**** DATASET ROWS
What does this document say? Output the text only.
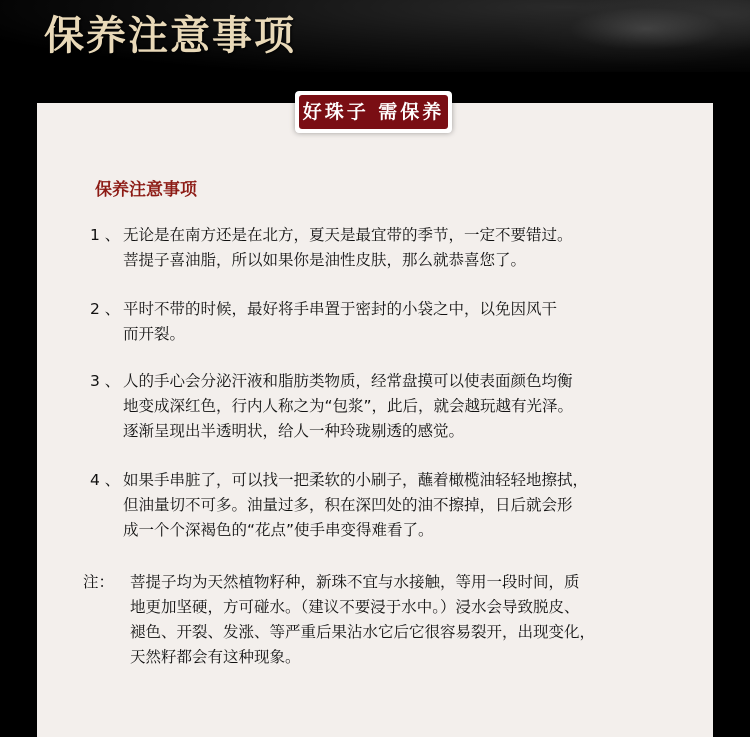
保养注意事项
好珠子 需保养
保养注意事项
1 、 无论是在南方还是在北方，夏天是最宜带的季节，一定不要错过。
菩提子喜油脂，所以如果你是油性皮肤，那么就恭喜您了。
2 、 平时不带的时候，最好将手串置于密封的小袋之中，以免因风干
而开裂。
3 、 人的手心会分泌汗液和脂肪类物质，经常盘摸可以使表面颜色均衡
地变成深红色，行内人称之为“包浆”，此后，就会越玩越有光泽。
逐渐呈现出半透明状，给人一种玲珑剔透的感觉。
4 、 如果手串脏了，可以找一把柔软的小刷子，蘸着橄榄油轻轻地擦拭，
但油量切不可多。油量过多，积在深凹处的油不擦掉，日后就会形
成一个个深褐色的“花点”使手串变得难看了。
注：	菩提子均为天然植物籽种，新珠不宜与水接触，等用一段时间，质
地更加坚硬，方可碰水。（建议不要浸于水中。）浸水会导致脱皮、
褪色、开裂、发涨、等严重后果沾水它后它很容易裂开，出现变化，
天然籽都会有这种现象。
********
EXERCISE TASK:
Restate the full listing verbatim and drop every picture.

SOLUTION TO THIS PROBLEM:
What does this document say? Output the text only.
保养注意事项
好珠子 需保养
保养注意事项
1 、 无论是在南方还是在北方，夏天是最宜带的季节，一定不要错过。
菩提子喜油脂，所以如果你是油性皮肤，那么就恭喜您了。
2 、 平时不带的时候，最好将手串置于密封的小袋之中，以免因风干
而开裂。
3 、 人的手心会分泌汗液和脂肪类物质，经常盘摸可以使表面颜色均衡
地变成深红色，行内人称之为“包浆”，此后，就会越玩越有光泽。
逐渐呈现出半透明状，给人一种玲珑剔透的感觉。
4 、 如果手串脏了，可以找一把柔软的小刷子，蘸着橄榄油轻轻地擦拭，
但油量切不可多。油量过多，积在深凹处的油不擦掉，日后就会形
成一个个深褐色的“花点”使手串变得难看了。
注：	菩提子均为天然植物籽种，新珠不宜与水接触，等用一段时间，质
地更加坚硬，方可碰水。（建议不要浸于水中。）浸水会导致脱皮、
褪色、开裂、发涨、等严重后果沾水它后它很容易裂开，出现变化，
天然籽都会有这种现象。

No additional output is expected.